- Stated task: What is the number of lines containing the string "Corrigan"? Answer with the number only.

***** Listed entries *****

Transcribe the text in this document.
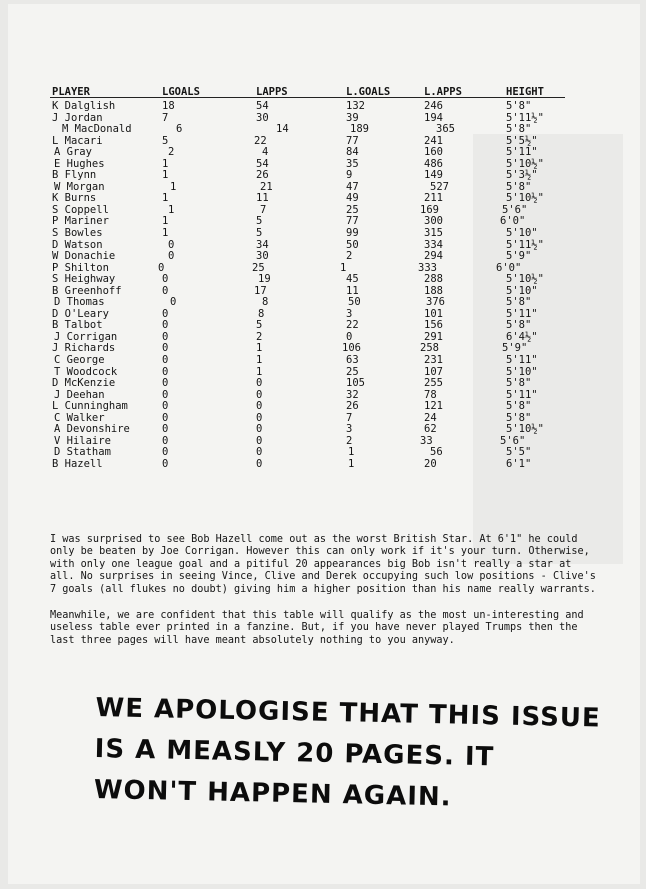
PLAYER	LGOALS	LAPPS	L.GOALS	L.APPS	HEIGHT
K Dalglish	18	54	132	246	5'8"
J Jordan	7	30	39	194	5'11½"
M MacDonald	6	14	189	365	5'8"
L Macari	5	22	77	241	5'5½"
A Gray	2	4	84	160	5'11"
E Hughes	1	54	35	486	5'10½"
B Flynn	1	26	9	149	5'3½"
W Morgan	1	21	47	527	5'8"
K Burns	1	11	49	211	5'10½"
S Coppell	1	7	25	169	5'6"
P Mariner	1	5	77	300	6'0"
S Bowles	1	5	99	315	5'10"
D Watson	0	34	50	334	5'11½"
W Donachie	0	30	2	294	5'9"
P Shilton	0	25	1	333	6'0"
S Heighway	0	19	45	288	5'10½"
B Greenhoff	0	17	11	188	5'10"
D Thomas	0	8	50	376	5'8"
D O'Leary	0	8	3	101	5'11"
B Talbot	0	5	22	156	5'8"
J Corrigan	0	2	0	291	6'4½"
J Richards	0	1	106	258	5'9"
C George	0	1	63	231	5'11"
T Woodcock	0	1	25	107	5'10"
D McKenzie	0	0	105	255	5'8"
J Deehan	0	0	32	78	5'11"
L Cunningham	0	0	26	121	5'8"
C Walker	0	0	7	24	5'8"
A Devonshire	0	0	3	62	5'10½"
V Hilaire	0	0	2	33	5'6"
D Statham	0	0	1	56	5'5"
B Hazell	0	0	1	20	6'1"

I was surprised to see Bob Hazell come out as the worst British Star. At 6'1" he could only be beaten by Joe Corrigan. However this can only work if it's your turn. Otherwise, with only one league goal and a pitiful 20 appearances big Bob isn't really a star at all. No surprises in seeing Vince, Clive and Derek occupying such low positions - Clive's 7 goals (all flukes no doubt) giving him a higher position than his name really warrants.

Meanwhile, we are confident that this table will qualify as the most un-interesting and useless table ever printed in a fanzine. But, if you have never played Trumps then the last three pages will have meant absolutely nothing to you anyway.

WE APOLOGISE THAT THIS ISSUE
IS A MEASLY 20 PAGES. IT
WON'T HAPPEN AGAIN.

*****

- Result for this exercise: 2